_TASK TO CARRY OUT_
Each record that follows should be repeated exactly, minus any images.

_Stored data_
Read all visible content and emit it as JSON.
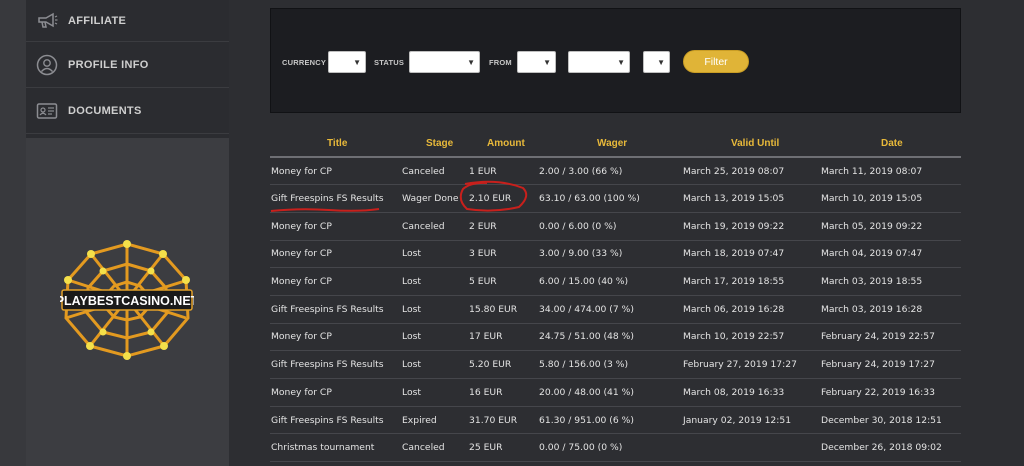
{
  "sidebar": {
    "items": [
      {
        "label": "AFFILIATE",
        "icon": "megaphone-icon"
      },
      {
        "label": "PROFILE INFO",
        "icon": "user-icon"
      },
      {
        "label": "DOCUMENTS",
        "icon": "id-card-icon"
      }
    ]
  },
  "logo": {
    "text": "PLAYBESTCASINO.NET"
  },
  "filter": {
    "currency_label": "CURRENCY",
    "status_label": "STATUS",
    "from_label": "FROM",
    "button_label": "Filter"
  },
  "table": {
    "headers": [
      "Title",
      "Stage",
      "Amount",
      "Wager",
      "Valid Until",
      "Date"
    ],
    "rows": [
      {
        "title": "Money for CP",
        "stage": "Canceled",
        "amount": "1 EUR",
        "wager": "2.00 / 3.00 (66 %)",
        "valid": "March 25, 2019 08:07",
        "date": "March 11, 2019 08:07"
      },
      {
        "title": "Gift Freespins FS Results",
        "stage": "Wager Done",
        "amount": "2.10 EUR",
        "wager": "63.10 / 63.00 (100 %)",
        "valid": "March 13, 2019 15:05",
        "date": "March 10, 2019 15:05"
      },
      {
        "title": "Money for CP",
        "stage": "Canceled",
        "amount": "2 EUR",
        "wager": "0.00 / 6.00 (0 %)",
        "valid": "March 19, 2019 09:22",
        "date": "March 05, 2019 09:22"
      },
      {
        "title": "Money for CP",
        "stage": "Lost",
        "amount": "3 EUR",
        "wager": "3.00 / 9.00 (33 %)",
        "valid": "March 18, 2019 07:47",
        "date": "March 04, 2019 07:47"
      },
      {
        "title": "Money for CP",
        "stage": "Lost",
        "amount": "5 EUR",
        "wager": "6.00 / 15.00 (40 %)",
        "valid": "March 17, 2019 18:55",
        "date": "March 03, 2019 18:55"
      },
      {
        "title": "Gift Freespins FS Results",
        "stage": "Lost",
        "amount": "15.80 EUR",
        "wager": "34.00 / 474.00 (7 %)",
        "valid": "March 06, 2019 16:28",
        "date": "March 03, 2019 16:28"
      },
      {
        "title": "Money for CP",
        "stage": "Lost",
        "amount": "17 EUR",
        "wager": "24.75 / 51.00 (48 %)",
        "valid": "March 10, 2019 22:57",
        "date": "February 24, 2019 22:57"
      },
      {
        "title": "Gift Freespins FS Results",
        "stage": "Lost",
        "amount": "5.20 EUR",
        "wager": "5.80 / 156.00 (3 %)",
        "valid": "February 27, 2019 17:27",
        "date": "February 24, 2019 17:27"
      },
      {
        "title": "Money for CP",
        "stage": "Lost",
        "amount": "16 EUR",
        "wager": "20.00 / 48.00 (41 %)",
        "valid": "March 08, 2019 16:33",
        "date": "February 22, 2019 16:33"
      },
      {
        "title": "Gift Freespins FS Results",
        "stage": "Expired",
        "amount": "31.70 EUR",
        "wager": "61.30 / 951.00 (6 %)",
        "valid": "January 02, 2019 12:51",
        "date": "December 30, 2018 12:51"
      },
      {
        "title": "Christmas tournament",
        "stage": "Canceled",
        "amount": "25 EUR",
        "wager": "0.00 / 75.00 (0 %)",
        "valid": "",
        "date": "December 26, 2018 09:02"
      }
    ]
  },
  "colors": {
    "accent": "#e0b437",
    "header_text": "#e8b93a",
    "annotation": "#c8201c"
  }
}
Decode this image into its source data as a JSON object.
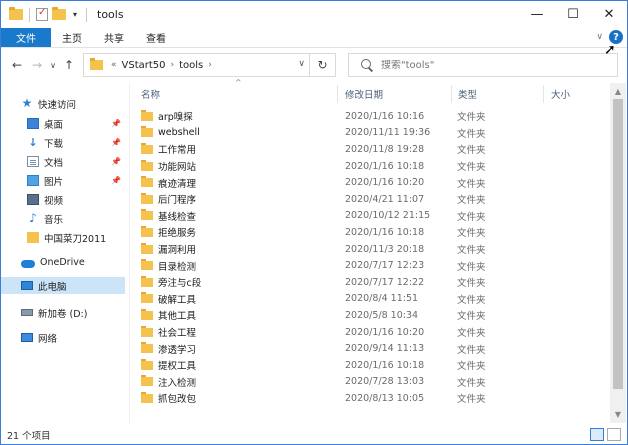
{
  "title": "tools",
  "qat": {
    "dropdown": "▾"
  },
  "window_controls": {
    "minimize": "—",
    "maximize": "☐",
    "close": "✕"
  },
  "ribbon": {
    "tabs": [
      "文件",
      "主页",
      "共享",
      "查看"
    ],
    "expand": "∨",
    "help": "?"
  },
  "nav": {
    "back": "←",
    "forward": "→",
    "recent": "∨",
    "up": "↑"
  },
  "address": {
    "overflow": "«",
    "segments": [
      "VStart50",
      "tools"
    ],
    "separator": "›",
    "dropdown": "∨",
    "refresh": "↻"
  },
  "search": {
    "placeholder": "搜索\"tools\""
  },
  "sidebar": {
    "quick_access": "快速访问",
    "items": [
      {
        "label": "桌面",
        "pinned": true
      },
      {
        "label": "下载",
        "pinned": true
      },
      {
        "label": "文档",
        "pinned": true
      },
      {
        "label": "图片",
        "pinned": true
      },
      {
        "label": "视频"
      },
      {
        "label": "音乐"
      },
      {
        "label": "中国菜刀2011"
      }
    ],
    "onedrive": "OneDrive",
    "this_pc": "此电脑",
    "drive": "新加卷 (D:)",
    "network": "网络",
    "pin_glyph": "📌"
  },
  "columns": {
    "name": "名称",
    "date": "修改日期",
    "type": "类型",
    "size": "大小"
  },
  "files": [
    {
      "name": "arp嗅探",
      "date": "2020/1/16 10:16",
      "type": "文件夹"
    },
    {
      "name": "webshell",
      "date": "2020/11/11 19:36",
      "type": "文件夹"
    },
    {
      "name": "工作常用",
      "date": "2020/11/8 19:28",
      "type": "文件夹"
    },
    {
      "name": "功能网站",
      "date": "2020/1/16 10:18",
      "type": "文件夹"
    },
    {
      "name": "痕迹清理",
      "date": "2020/1/16 10:20",
      "type": "文件夹"
    },
    {
      "name": "后门程序",
      "date": "2020/4/21 11:07",
      "type": "文件夹"
    },
    {
      "name": "基线检查",
      "date": "2020/10/12 21:15",
      "type": "文件夹"
    },
    {
      "name": "拒绝服务",
      "date": "2020/1/16 10:18",
      "type": "文件夹"
    },
    {
      "name": "漏洞利用",
      "date": "2020/11/3 20:18",
      "type": "文件夹"
    },
    {
      "name": "目录检测",
      "date": "2020/7/17 12:23",
      "type": "文件夹"
    },
    {
      "name": "旁注与c段",
      "date": "2020/7/17 12:22",
      "type": "文件夹"
    },
    {
      "name": "破解工具",
      "date": "2020/8/4 11:51",
      "type": "文件夹"
    },
    {
      "name": "其他工具",
      "date": "2020/5/8 10:34",
      "type": "文件夹"
    },
    {
      "name": "社会工程",
      "date": "2020/1/16 10:20",
      "type": "文件夹"
    },
    {
      "name": "渗透学习",
      "date": "2020/9/14 11:13",
      "type": "文件夹"
    },
    {
      "name": "提权工具",
      "date": "2020/1/16 10:18",
      "type": "文件夹"
    },
    {
      "name": "注入检测",
      "date": "2020/7/28 13:03",
      "type": "文件夹"
    },
    {
      "name": "抓包改包",
      "date": "2020/8/13 10:05",
      "type": "文件夹"
    }
  ],
  "status": {
    "count": "21 个项目"
  },
  "scroll": {
    "up": "▲",
    "down": "▼"
  }
}
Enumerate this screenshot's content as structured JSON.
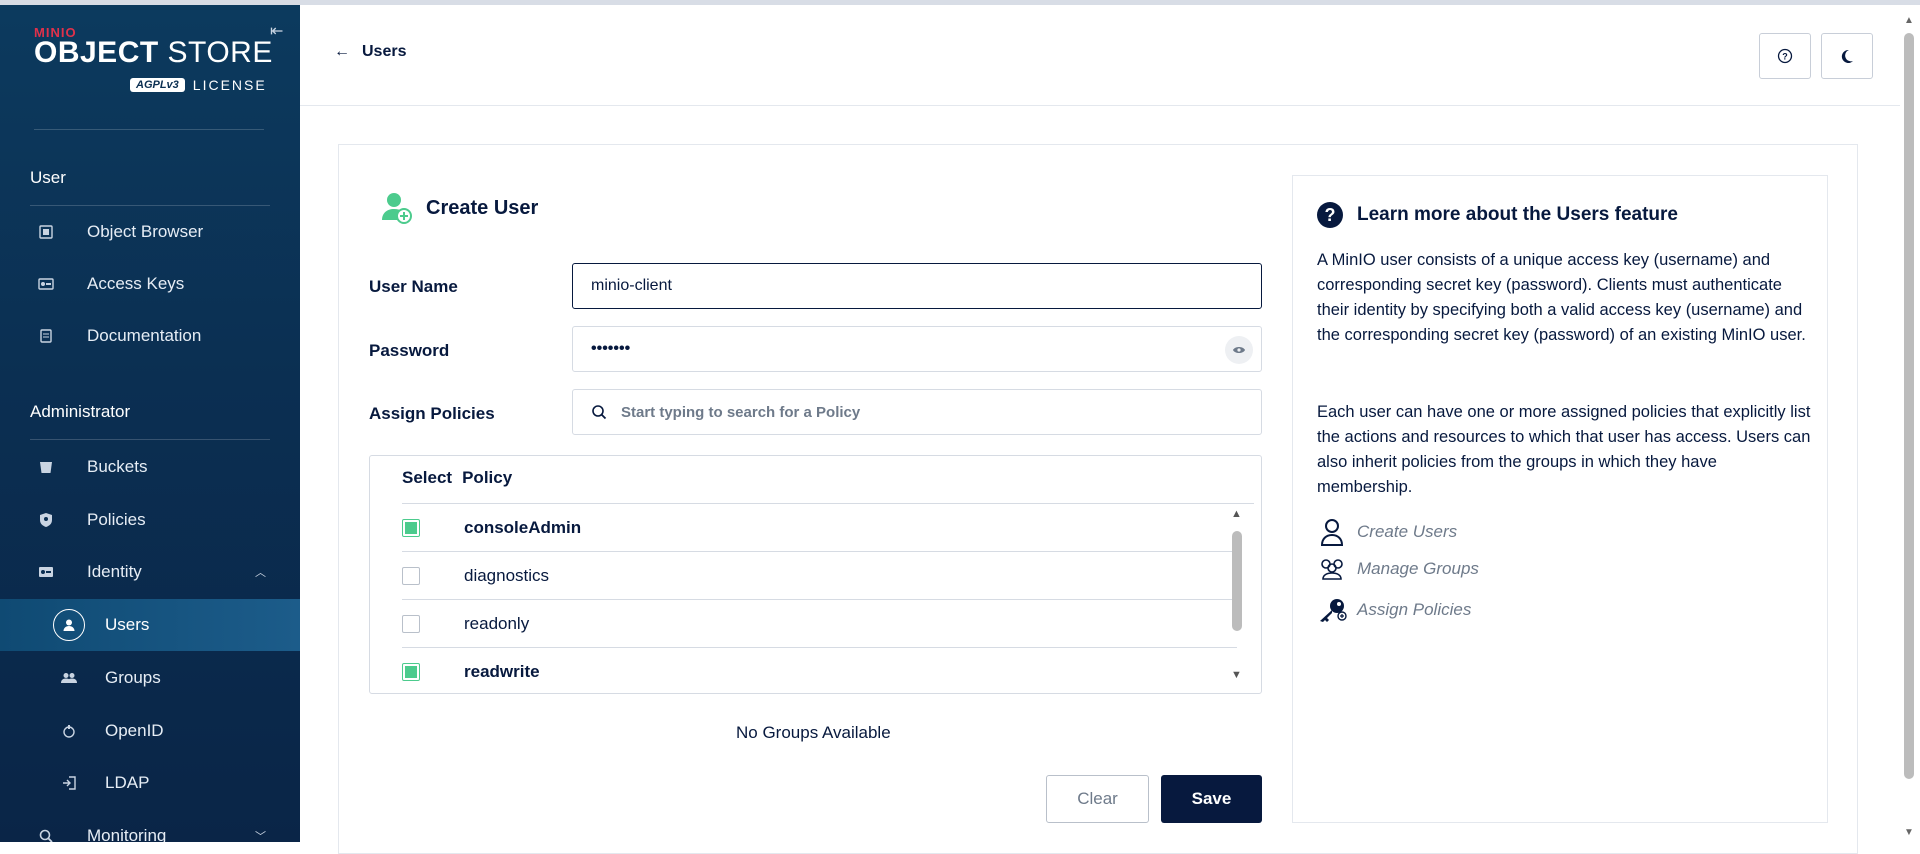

_SOLUTION FOR THIS TASK_
Read all visible content and emit it as JSON.
{
  "sidebar": {
    "items": [
      {
        "label": "AFFILIATE",
        "icon": "megaphone-icon"
      },
      {
        "label": "PROFILE INFO",
        "icon": "user-icon"
      },
      {
        "label": "DOCUMENTS",
        "icon": "id-card-icon"
      }
    ]
  },
  "logo": {
    "text": "PLAYBESTCASINO.NET"
  },
  "filter": {
    "currency_label": "CURRENCY",
    "status_label": "STATUS",
    "from_label": "FROM",
    "button_label": "Filter"
  },
  "table": {
    "headers": [
      "Title",
      "Stage",
      "Amount",
      "Wager",
      "Valid Until",
      "Date"
    ],
    "rows": [
      {
        "title": "Money for CP",
        "stage": "Canceled",
        "amount": "1 EUR",
        "wager": "2.00 / 3.00 (66 %)",
        "valid": "March 25, 2019 08:07",
        "date": "March 11, 2019 08:07"
      },
      {
        "title": "Gift Freespins FS Results",
        "stage": "Wager Done",
        "amount": "2.10 EUR",
        "wager": "63.10 / 63.00 (100 %)",
        "valid": "March 13, 2019 15:05",
        "date": "March 10, 2019 15:05"
      },
      {
        "title": "Money for CP",
        "stage": "Canceled",
        "amount": "2 EUR",
        "wager": "0.00 / 6.00 (0 %)",
        "valid": "March 19, 2019 09:22",
        "date": "March 05, 2019 09:22"
      },
      {
        "title": "Money for CP",
        "stage": "Lost",
        "amount": "3 EUR",
        "wager": "3.00 / 9.00 (33 %)",
        "valid": "March 18, 2019 07:47",
        "date": "March 04, 2019 07:47"
      },
      {
        "title": "Money for CP",
        "stage": "Lost",
        "amount": "5 EUR",
        "wager": "6.00 / 15.00 (40 %)",
        "valid": "March 17, 2019 18:55",
        "date": "March 03, 2019 18:55"
      },
      {
        "title": "Gift Freespins FS Results",
        "stage": "Lost",
        "amount": "15.80 EUR",
        "wager": "34.00 / 474.00 (7 %)",
        "valid": "March 06, 2019 16:28",
        "date": "March 03, 2019 16:28"
      },
      {
        "title": "Money for CP",
        "stage": "Lost",
        "amount": "17 EUR",
        "wager": "24.75 / 51.00 (48 %)",
        "valid": "March 10, 2019 22:57",
        "date": "February 24, 2019 22:57"
      },
      {
        "title": "Gift Freespins FS Results",
        "stage": "Lost",
        "amount": "5.20 EUR",
        "wager": "5.80 / 156.00 (3 %)",
        "valid": "February 27, 2019 17:27",
        "date": "February 24, 2019 17:27"
      },
      {
        "title": "Money for CP",
        "stage": "Lost",
        "amount": "16 EUR",
        "wager": "20.00 / 48.00 (41 %)",
        "valid": "March 08, 2019 16:33",
        "date": "February 22, 2019 16:33"
      },
      {
        "title": "Gift Freespins FS Results",
        "stage": "Expired",
        "amount": "31.70 EUR",
        "wager": "61.30 / 951.00 (6 %)",
        "valid": "January 02, 2019 12:51",
        "date": "December 30, 2018 12:51"
      },
      {
        "title": "Christmas tournament",
        "stage": "Canceled",
        "amount": "25 EUR",
        "wager": "0.00 / 75.00 (0 %)",
        "valid": "",
        "date": "December 26, 2018 09:02"
      }
    ]
  },
  "colors": {
    "accent": "#e0b437",
    "header_text": "#e8b93a",
    "annotation": "#c8201c"
  }
}
Decode this image into its source data as a JSON object.
{
  "title": "tools",
  "qat": {
    "dropdown": "▾"
  },
  "window_controls": {
    "minimize": "—",
    "maximize": "☐",
    "close": "✕"
  },
  "ribbon": {
    "tabs": [
      "文件",
      "主页",
      "共享",
      "查看"
    ],
    "expand": "∨",
    "help": "?"
  },
  "nav": {
    "back": "←",
    "forward": "→",
    "recent": "∨",
    "up": "↑"
  },
  "address": {
    "overflow": "«",
    "segments": [
      "VStart50",
      "tools"
    ],
    "separator": "›",
    "dropdown": "∨",
    "refresh": "↻"
  },
  "search": {
    "placeholder": "搜索\"tools\""
  },
  "sidebar": {
    "quick_access": "快速访问",
    "items": [
      {
        "label": "桌面",
        "pinned": true
      },
      {
        "label": "下载",
        "pinned": true
      },
      {
        "label": "文档",
        "pinned": true
      },
      {
        "label": "图片",
        "pinned": true
      },
      {
        "label": "视频"
      },
      {
        "label": "音乐"
      },
      {
        "label": "中国菜刀2011"
      }
    ],
    "onedrive": "OneDrive",
    "this_pc": "此电脑",
    "drive": "新加卷 (D:)",
    "network": "网络",
    "pin_glyph": "📌"
  },
  "columns": {
    "name": "名称",
    "date": "修改日期",
    "type": "类型",
    "size": "大小"
  },
  "files": [
    {
      "name": "arp嗅探",
      "date": "2020/1/16 10:16",
      "type": "文件夹"
    },
    {
      "name": "webshell",
      "date": "2020/11/11 19:36",
      "type": "文件夹"
    },
    {
      "name": "工作常用",
      "date": "2020/11/8 19:28",
      "type": "文件夹"
    },
    {
      "name": "功能网站",
      "date": "2020/1/16 10:18",
      "type": "文件夹"
    },
    {
      "name": "痕迹清理",
      "date": "2020/1/16 10:20",
      "type": "文件夹"
    },
    {
      "name": "后门程序",
      "date": "2020/4/21 11:07",
      "type": "文件夹"
    },
    {
      "name": "基线检查",
      "date": "2020/10/12 21:15",
      "type": "文件夹"
    },
    {
      "name": "拒绝服务",
      "date": "2020/1/16 10:18",
      "type": "文件夹"
    },
    {
      "name": "漏洞利用",
      "date": "2020/11/3 20:18",
      "type": "文件夹"
    },
    {
      "name": "目录检测",
      "date": "2020/7/17 12:23",
      "type": "文件夹"
    },
    {
      "name": "旁注与c段",
      "date": "2020/7/17 12:22",
      "type": "文件夹"
    },
    {
      "name": "破解工具",
      "date": "2020/8/4 11:51",
      "type": "文件夹"
    },
    {
      "name": "其他工具",
      "date": "2020/5/8 10:34",
      "type": "文件夹"
    },
    {
      "name": "社会工程",
      "date": "2020/1/16 10:20",
      "type": "文件夹"
    },
    {
      "name": "渗透学习",
      "date": "2020/9/14 11:13",
      "type": "文件夹"
    },
    {
      "name": "提权工具",
      "date": "2020/1/16 10:18",
      "type": "文件夹"
    },
    {
      "name": "注入检测",
      "date": "2020/7/28 13:03",
      "type": "文件夹"
    },
    {
      "name": "抓包改包",
      "date": "2020/8/13 10:05",
      "type": "文件夹"
    }
  ],
  "status": {
    "count": "21 个项目"
  },
  "scroll": {
    "up": "▲",
    "down": "▼"
  }
}
Enumerate this screenshot's content as structured JSON.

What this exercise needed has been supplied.